EXCERPTED DATA:
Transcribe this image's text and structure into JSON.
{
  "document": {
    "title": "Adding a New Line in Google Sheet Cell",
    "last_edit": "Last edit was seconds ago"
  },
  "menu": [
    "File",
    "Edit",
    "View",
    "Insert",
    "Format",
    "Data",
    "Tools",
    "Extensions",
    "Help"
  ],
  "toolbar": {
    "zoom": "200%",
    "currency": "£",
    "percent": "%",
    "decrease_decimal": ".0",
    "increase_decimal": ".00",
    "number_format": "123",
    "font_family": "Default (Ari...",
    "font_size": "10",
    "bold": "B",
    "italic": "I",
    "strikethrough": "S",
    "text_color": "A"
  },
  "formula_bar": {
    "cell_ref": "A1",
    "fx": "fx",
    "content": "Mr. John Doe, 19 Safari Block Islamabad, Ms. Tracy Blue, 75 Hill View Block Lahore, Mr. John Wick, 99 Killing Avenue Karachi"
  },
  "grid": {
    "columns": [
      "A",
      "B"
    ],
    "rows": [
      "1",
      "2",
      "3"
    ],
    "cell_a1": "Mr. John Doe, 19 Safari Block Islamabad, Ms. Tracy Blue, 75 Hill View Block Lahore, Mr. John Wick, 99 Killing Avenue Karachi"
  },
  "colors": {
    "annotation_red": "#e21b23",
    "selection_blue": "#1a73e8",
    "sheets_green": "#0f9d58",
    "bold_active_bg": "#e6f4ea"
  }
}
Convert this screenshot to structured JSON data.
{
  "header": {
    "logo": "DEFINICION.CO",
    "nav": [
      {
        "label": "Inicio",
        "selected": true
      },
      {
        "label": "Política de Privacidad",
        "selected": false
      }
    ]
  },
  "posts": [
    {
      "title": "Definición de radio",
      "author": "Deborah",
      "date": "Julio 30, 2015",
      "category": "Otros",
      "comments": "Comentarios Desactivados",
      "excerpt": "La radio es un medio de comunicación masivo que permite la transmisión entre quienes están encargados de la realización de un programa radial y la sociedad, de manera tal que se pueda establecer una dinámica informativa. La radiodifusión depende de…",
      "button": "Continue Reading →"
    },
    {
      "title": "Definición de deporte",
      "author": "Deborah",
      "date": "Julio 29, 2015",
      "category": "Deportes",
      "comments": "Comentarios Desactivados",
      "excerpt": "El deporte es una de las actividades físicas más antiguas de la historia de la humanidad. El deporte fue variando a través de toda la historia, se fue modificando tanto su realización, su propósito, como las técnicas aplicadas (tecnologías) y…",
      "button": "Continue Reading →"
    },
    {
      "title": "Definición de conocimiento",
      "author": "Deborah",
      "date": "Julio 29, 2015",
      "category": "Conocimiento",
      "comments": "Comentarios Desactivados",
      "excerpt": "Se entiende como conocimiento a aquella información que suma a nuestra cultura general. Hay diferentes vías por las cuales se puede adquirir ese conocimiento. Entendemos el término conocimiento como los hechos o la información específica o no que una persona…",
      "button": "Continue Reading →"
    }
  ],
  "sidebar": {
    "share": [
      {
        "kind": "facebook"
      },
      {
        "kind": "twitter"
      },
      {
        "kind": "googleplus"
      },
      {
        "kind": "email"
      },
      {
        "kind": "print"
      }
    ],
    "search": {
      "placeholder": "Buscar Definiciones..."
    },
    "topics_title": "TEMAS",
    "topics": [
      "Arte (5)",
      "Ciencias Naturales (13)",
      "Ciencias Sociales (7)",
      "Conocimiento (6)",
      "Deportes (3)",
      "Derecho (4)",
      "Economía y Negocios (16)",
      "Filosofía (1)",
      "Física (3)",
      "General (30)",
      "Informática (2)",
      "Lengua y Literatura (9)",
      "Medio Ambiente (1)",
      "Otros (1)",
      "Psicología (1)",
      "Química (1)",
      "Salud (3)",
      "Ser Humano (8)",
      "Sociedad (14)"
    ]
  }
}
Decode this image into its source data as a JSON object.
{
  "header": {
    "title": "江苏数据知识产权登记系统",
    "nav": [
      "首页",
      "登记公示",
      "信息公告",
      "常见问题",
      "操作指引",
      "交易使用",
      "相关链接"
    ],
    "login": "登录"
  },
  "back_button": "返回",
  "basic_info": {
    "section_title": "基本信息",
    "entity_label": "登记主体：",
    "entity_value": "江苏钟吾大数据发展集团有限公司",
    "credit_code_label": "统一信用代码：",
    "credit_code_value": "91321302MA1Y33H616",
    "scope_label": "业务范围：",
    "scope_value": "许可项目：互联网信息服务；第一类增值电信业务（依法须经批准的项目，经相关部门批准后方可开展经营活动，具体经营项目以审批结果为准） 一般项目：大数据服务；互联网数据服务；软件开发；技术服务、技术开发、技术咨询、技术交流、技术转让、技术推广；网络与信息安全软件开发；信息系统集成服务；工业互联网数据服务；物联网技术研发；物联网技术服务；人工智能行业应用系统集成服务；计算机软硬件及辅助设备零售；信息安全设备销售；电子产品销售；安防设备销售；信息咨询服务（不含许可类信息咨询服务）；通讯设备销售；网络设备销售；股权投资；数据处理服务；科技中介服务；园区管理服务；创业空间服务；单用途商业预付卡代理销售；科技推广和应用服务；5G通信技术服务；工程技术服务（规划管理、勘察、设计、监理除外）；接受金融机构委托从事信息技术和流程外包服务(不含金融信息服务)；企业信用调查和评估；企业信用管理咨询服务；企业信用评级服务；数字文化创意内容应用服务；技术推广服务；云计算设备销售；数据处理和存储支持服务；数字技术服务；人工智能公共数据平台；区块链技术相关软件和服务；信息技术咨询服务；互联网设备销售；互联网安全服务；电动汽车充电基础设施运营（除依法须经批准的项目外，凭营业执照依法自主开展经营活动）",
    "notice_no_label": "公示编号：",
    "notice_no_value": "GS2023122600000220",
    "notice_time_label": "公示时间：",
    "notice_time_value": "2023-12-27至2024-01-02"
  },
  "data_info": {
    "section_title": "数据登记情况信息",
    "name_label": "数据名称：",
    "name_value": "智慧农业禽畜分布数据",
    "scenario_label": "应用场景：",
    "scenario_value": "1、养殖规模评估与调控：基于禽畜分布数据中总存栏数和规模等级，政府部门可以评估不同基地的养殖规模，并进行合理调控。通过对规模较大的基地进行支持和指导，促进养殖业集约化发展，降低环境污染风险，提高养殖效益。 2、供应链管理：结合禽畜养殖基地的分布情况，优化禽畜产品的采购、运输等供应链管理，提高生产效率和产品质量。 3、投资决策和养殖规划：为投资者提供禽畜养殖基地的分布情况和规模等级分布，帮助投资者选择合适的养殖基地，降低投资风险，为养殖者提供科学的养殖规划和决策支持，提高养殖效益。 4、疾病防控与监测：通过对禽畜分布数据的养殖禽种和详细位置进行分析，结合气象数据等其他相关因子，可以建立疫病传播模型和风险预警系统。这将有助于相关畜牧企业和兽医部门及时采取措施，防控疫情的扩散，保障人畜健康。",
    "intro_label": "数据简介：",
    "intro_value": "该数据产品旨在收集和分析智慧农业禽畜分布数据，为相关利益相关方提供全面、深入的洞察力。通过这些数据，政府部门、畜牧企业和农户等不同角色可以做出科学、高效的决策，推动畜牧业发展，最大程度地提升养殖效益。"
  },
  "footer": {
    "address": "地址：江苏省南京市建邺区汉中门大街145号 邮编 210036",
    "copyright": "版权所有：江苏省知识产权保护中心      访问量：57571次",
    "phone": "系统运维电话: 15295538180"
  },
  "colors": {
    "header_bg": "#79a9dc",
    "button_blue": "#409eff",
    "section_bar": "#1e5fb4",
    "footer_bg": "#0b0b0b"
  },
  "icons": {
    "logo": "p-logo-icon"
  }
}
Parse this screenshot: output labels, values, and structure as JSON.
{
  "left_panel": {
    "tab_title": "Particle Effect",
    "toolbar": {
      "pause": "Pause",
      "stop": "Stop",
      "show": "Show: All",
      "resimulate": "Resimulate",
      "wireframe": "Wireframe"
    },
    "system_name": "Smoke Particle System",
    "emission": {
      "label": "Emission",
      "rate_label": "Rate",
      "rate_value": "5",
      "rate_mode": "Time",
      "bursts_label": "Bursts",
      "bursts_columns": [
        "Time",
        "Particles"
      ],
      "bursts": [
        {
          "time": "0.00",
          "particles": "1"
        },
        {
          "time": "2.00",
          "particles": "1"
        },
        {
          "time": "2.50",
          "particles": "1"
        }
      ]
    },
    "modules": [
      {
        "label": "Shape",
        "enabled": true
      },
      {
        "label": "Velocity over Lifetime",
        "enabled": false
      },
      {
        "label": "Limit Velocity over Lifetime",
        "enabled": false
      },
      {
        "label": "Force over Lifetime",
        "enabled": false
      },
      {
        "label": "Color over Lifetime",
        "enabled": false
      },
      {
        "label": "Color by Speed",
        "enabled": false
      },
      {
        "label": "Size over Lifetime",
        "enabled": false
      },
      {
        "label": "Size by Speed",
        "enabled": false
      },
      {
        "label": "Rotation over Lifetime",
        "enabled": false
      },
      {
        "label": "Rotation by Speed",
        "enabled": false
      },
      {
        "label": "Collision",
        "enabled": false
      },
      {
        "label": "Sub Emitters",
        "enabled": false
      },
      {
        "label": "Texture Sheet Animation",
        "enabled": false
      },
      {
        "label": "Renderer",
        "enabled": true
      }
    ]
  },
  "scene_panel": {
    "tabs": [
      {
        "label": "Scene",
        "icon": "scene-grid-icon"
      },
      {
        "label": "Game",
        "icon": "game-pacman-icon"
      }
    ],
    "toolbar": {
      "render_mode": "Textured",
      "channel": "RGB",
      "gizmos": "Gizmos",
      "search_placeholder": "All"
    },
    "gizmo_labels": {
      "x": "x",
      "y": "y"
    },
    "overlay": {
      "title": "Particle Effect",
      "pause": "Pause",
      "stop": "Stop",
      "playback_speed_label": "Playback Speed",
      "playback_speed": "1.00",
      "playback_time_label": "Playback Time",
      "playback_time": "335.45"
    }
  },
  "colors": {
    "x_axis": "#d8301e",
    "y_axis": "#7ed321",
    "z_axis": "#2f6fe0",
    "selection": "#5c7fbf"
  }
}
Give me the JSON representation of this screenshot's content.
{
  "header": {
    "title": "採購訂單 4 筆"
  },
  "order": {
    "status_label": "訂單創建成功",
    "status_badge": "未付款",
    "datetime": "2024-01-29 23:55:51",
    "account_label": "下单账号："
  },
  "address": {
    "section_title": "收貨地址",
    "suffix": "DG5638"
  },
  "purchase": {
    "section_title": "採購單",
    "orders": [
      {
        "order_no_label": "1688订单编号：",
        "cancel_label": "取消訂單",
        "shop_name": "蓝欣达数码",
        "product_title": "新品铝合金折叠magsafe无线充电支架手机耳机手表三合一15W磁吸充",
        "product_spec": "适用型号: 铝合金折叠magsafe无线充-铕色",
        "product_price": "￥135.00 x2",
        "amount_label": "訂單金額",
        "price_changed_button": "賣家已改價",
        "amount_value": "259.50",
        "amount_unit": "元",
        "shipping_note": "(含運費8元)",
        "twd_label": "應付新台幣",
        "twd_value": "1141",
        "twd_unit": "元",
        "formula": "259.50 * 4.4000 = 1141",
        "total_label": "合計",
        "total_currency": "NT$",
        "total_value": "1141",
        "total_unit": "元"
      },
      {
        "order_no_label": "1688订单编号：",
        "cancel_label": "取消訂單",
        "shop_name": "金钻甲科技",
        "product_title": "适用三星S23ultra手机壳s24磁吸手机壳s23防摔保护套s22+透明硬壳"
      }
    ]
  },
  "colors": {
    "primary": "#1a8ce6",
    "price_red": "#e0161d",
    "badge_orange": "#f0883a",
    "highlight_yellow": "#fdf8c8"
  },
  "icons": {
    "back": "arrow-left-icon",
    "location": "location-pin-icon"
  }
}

EXERCISE REQUIREMENTS:
Check every line of the entries above for the word "JSON" and report how many lines contain it, giving the number only.

ANSWER FOR THE TASK:
5